## Collected data
——

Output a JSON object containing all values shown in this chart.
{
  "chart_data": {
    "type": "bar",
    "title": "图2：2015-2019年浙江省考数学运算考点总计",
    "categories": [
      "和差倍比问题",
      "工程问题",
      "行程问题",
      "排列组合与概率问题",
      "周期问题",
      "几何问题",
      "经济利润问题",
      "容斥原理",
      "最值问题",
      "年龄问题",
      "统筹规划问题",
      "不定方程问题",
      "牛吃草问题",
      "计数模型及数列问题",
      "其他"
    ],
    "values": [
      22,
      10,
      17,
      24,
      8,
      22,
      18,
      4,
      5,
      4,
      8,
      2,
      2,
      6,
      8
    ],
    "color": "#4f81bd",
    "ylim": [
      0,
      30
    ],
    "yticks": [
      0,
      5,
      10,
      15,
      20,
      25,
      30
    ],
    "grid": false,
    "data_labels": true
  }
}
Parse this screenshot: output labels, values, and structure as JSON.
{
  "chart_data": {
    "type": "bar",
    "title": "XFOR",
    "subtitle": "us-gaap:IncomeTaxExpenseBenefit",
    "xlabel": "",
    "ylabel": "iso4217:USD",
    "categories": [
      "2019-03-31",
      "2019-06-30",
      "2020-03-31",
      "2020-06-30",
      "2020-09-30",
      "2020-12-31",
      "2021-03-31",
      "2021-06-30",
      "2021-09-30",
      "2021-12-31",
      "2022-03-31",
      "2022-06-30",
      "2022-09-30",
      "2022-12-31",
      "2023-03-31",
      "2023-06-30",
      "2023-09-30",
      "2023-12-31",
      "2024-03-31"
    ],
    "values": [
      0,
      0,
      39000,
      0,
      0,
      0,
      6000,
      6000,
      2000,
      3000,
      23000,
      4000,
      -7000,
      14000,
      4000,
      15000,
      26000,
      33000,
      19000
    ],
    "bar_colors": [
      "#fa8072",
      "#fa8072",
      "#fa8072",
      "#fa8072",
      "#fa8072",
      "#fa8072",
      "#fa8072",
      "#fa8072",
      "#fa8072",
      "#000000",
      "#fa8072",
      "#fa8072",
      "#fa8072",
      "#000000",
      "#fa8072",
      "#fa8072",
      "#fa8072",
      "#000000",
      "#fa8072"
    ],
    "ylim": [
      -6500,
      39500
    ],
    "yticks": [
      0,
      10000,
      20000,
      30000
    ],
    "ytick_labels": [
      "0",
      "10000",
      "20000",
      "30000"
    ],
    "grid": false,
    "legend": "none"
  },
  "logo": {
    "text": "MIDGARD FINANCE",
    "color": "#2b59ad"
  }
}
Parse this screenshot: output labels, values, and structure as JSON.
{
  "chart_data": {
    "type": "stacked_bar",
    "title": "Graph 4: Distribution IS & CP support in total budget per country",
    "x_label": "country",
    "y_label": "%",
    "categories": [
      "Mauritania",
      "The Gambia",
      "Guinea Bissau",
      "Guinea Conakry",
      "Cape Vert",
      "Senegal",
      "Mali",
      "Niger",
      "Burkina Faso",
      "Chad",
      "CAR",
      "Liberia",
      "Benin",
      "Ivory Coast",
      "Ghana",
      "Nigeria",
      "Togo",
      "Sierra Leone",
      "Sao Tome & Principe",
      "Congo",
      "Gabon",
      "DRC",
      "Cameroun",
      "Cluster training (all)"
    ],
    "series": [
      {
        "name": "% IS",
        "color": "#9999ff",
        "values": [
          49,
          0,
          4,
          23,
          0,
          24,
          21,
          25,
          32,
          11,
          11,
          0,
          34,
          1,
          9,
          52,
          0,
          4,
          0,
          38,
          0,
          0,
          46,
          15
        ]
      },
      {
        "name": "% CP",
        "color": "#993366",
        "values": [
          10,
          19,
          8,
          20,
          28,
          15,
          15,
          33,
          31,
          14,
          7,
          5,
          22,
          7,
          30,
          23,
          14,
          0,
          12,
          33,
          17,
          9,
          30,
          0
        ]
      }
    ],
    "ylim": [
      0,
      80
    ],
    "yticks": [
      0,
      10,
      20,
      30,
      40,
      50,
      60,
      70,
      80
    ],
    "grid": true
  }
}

——

## Work instructions
Your task is to print the whole listing again exactly.

## Written response
Output a JSON object containing all values shown in this chart.
{
  "chart_data": {
    "type": "bar",
    "title": "图2：2015-2019年浙江省考数学运算考点总计",
    "categories": [
      "和差倍比问题",
      "工程问题",
      "行程问题",
      "排列组合与概率问题",
      "周期问题",
      "几何问题",
      "经济利润问题",
      "容斥原理",
      "最值问题",
      "年龄问题",
      "统筹规划问题",
      "不定方程问题",
      "牛吃草问题",
      "计数模型及数列问题",
      "其他"
    ],
    "values": [
      22,
      10,
      17,
      24,
      8,
      22,
      18,
      4,
      5,
      4,
      8,
      2,
      2,
      6,
      8
    ],
    "color": "#4f81bd",
    "ylim": [
      0,
      30
    ],
    "yticks": [
      0,
      5,
      10,
      15,
      20,
      25,
      30
    ],
    "grid": false,
    "data_labels": true
  }
}
Parse this screenshot: output labels, values, and structure as JSON.
{
  "chart_data": {
    "type": "bar",
    "title": "XFOR",
    "subtitle": "us-gaap:IncomeTaxExpenseBenefit",
    "xlabel": "",
    "ylabel": "iso4217:USD",
    "categories": [
      "2019-03-31",
      "2019-06-30",
      "2020-03-31",
      "2020-06-30",
      "2020-09-30",
      "2020-12-31",
      "2021-03-31",
      "2021-06-30",
      "2021-09-30",
      "2021-12-31",
      "2022-03-31",
      "2022-06-30",
      "2022-09-30",
      "2022-12-31",
      "2023-03-31",
      "2023-06-30",
      "2023-09-30",
      "2023-12-31",
      "2024-03-31"
    ],
    "values": [
      0,
      0,
      39000,
      0,
      0,
      0,
      6000,
      6000,
      2000,
      3000,
      23000,
      4000,
      -7000,
      14000,
      4000,
      15000,
      26000,
      33000,
      19000
    ],
    "bar_colors": [
      "#fa8072",
      "#fa8072",
      "#fa8072",
      "#fa8072",
      "#fa8072",
      "#fa8072",
      "#fa8072",
      "#fa8072",
      "#fa8072",
      "#000000",
      "#fa8072",
      "#fa8072",
      "#fa8072",
      "#000000",
      "#fa8072",
      "#fa8072",
      "#fa8072",
      "#000000",
      "#fa8072"
    ],
    "ylim": [
      -6500,
      39500
    ],
    "yticks": [
      0,
      10000,
      20000,
      30000
    ],
    "ytick_labels": [
      "0",
      "10000",
      "20000",
      "30000"
    ],
    "grid": false,
    "legend": "none"
  },
  "logo": {
    "text": "MIDGARD FINANCE",
    "color": "#2b59ad"
  }
}
Parse this screenshot: output labels, values, and structure as JSON.
{
  "chart_data": {
    "type": "stacked_bar",
    "title": "Graph 4: Distribution IS & CP support in total budget per country",
    "x_label": "country",
    "y_label": "%",
    "categories": [
      "Mauritania",
      "The Gambia",
      "Guinea Bissau",
      "Guinea Conakry",
      "Cape Vert",
      "Senegal",
      "Mali",
      "Niger",
      "Burkina Faso",
      "Chad",
      "CAR",
      "Liberia",
      "Benin",
      "Ivory Coast",
      "Ghana",
      "Nigeria",
      "Togo",
      "Sierra Leone",
      "Sao Tome & Principe",
      "Congo",
      "Gabon",
      "DRC",
      "Cameroun",
      "Cluster training (all)"
    ],
    "series": [
      {
        "name": "% IS",
        "color": "#9999ff",
        "values": [
          49,
          0,
          4,
          23,
          0,
          24,
          21,
          25,
          32,
          11,
          11,
          0,
          34,
          1,
          9,
          52,
          0,
          4,
          0,
          38,
          0,
          0,
          46,
          15
        ]
      },
      {
        "name": "% CP",
        "color": "#993366",
        "values": [
          10,
          19,
          8,
          20,
          28,
          15,
          15,
          33,
          31,
          14,
          7,
          5,
          22,
          7,
          30,
          23,
          14,
          0,
          12,
          33,
          17,
          9,
          30,
          0
        ]
      }
    ],
    "ylim": [
      0,
      80
    ],
    "yticks": [
      0,
      10,
      20,
      30,
      40,
      50,
      60,
      70,
      80
    ],
    "grid": true
  }
}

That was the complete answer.